### THE EXERCISE
Every line below that mentions the word "bien" should be copied out.

### PROVIDED RECORDS
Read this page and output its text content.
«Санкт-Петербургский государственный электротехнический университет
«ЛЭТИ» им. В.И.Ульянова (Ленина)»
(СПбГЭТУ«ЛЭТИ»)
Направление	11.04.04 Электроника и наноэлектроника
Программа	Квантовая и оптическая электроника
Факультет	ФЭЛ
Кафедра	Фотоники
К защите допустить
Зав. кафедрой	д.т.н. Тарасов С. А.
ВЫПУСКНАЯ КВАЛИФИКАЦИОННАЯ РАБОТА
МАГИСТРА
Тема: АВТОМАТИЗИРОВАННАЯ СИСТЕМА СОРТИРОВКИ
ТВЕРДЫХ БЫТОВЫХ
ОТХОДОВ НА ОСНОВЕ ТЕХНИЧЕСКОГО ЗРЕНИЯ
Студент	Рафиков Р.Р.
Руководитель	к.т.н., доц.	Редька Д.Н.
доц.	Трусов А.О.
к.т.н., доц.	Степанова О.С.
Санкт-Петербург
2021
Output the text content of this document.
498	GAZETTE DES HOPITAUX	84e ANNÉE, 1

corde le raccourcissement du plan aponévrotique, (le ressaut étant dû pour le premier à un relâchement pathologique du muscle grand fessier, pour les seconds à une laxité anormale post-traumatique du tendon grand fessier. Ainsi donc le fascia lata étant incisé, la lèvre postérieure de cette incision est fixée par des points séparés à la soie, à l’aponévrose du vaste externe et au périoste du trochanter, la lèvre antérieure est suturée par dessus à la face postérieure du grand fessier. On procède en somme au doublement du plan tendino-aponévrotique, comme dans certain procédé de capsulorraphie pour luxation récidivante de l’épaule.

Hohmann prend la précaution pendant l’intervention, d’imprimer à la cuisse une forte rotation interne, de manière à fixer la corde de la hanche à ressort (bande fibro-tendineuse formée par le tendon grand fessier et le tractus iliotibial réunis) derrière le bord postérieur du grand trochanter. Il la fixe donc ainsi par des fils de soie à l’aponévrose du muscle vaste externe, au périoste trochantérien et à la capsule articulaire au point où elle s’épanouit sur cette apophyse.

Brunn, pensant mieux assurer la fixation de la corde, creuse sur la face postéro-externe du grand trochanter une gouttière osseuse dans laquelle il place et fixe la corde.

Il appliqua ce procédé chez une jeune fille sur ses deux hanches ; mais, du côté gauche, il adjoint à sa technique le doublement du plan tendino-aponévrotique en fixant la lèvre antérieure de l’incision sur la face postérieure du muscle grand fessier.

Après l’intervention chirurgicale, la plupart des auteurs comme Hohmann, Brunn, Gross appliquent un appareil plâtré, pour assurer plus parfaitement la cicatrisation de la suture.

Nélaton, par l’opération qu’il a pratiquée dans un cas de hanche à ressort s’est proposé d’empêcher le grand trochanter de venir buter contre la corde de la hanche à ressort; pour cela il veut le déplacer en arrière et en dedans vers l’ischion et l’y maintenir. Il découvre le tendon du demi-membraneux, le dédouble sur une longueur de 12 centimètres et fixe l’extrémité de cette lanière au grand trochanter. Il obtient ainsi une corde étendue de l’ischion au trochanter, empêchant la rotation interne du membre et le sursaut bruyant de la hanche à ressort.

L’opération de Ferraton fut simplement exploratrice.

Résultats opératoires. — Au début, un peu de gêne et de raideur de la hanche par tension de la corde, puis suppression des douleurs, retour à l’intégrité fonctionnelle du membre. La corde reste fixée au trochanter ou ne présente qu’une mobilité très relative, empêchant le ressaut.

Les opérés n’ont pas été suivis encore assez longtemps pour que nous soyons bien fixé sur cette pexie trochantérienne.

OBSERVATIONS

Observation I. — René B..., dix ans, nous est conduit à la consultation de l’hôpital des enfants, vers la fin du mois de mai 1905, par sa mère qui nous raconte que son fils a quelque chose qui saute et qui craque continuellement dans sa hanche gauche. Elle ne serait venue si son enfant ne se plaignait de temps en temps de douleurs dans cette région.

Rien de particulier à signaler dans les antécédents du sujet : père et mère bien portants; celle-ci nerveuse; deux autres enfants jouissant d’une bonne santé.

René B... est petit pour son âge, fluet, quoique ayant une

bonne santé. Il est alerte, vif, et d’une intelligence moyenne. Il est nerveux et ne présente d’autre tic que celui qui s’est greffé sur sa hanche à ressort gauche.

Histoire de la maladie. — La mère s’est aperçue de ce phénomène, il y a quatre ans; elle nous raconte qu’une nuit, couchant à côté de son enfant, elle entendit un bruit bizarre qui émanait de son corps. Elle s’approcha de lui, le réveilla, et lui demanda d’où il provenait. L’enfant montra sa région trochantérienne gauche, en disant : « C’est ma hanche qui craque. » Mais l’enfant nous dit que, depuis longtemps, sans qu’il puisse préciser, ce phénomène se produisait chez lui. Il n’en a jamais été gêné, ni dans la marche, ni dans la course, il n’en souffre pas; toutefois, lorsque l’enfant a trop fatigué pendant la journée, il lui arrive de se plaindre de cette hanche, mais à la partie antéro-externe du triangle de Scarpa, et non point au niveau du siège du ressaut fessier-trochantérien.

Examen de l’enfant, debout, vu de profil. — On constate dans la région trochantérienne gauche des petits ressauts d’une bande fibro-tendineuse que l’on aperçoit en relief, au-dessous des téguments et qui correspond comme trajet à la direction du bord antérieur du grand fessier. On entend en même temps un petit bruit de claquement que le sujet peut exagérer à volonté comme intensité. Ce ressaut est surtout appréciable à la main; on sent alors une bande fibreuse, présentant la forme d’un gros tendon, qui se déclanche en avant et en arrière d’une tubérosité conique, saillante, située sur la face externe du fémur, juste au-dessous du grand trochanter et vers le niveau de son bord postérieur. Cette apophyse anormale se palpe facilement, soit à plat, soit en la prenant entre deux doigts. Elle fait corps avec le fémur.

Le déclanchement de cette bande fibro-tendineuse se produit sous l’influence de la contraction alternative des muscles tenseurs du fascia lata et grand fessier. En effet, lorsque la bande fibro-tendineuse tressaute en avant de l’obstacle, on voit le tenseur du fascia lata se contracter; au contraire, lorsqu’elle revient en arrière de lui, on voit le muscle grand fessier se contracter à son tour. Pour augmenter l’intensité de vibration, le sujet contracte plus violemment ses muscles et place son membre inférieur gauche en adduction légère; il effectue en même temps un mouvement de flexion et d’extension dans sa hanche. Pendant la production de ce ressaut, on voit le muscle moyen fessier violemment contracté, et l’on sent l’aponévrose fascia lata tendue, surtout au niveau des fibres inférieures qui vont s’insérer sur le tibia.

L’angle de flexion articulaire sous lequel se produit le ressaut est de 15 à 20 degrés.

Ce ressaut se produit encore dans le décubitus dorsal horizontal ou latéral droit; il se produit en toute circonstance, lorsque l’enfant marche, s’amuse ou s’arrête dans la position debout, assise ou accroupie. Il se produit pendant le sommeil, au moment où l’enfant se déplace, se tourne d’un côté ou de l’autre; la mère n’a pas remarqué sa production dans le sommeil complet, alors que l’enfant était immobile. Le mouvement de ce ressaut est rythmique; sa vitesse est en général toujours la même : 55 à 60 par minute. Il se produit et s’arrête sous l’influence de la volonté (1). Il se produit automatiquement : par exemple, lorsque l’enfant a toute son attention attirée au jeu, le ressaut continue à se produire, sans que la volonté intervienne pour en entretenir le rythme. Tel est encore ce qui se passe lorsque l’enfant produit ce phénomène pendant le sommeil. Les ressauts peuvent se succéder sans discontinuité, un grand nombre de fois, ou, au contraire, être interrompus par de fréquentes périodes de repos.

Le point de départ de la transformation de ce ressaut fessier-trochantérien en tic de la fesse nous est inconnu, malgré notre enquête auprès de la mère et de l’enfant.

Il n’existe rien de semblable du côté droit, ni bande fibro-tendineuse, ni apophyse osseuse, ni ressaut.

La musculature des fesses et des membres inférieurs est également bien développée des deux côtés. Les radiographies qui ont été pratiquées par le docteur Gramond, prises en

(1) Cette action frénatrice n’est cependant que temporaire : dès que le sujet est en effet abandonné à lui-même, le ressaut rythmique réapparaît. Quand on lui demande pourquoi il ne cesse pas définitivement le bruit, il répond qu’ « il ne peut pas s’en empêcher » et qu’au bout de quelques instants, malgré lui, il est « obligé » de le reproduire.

### COMPLETED EXERCISE
Les opérés n’ont pas été suivis encore assez longtemps pour que nous soyons bien fixé sur cette pexie trochantérienne.
Rien de particulier à signaler dans les antécédents du sujet : père et mère bien portants; celle-ci nerveuse; deux autres enfants jouissant d’une bonne santé.
La musculature des fesses et des membres inférieurs est également bien développée des deux côtés. Les radiographies qui ont été pratiquées par le docteur Gramond, prises en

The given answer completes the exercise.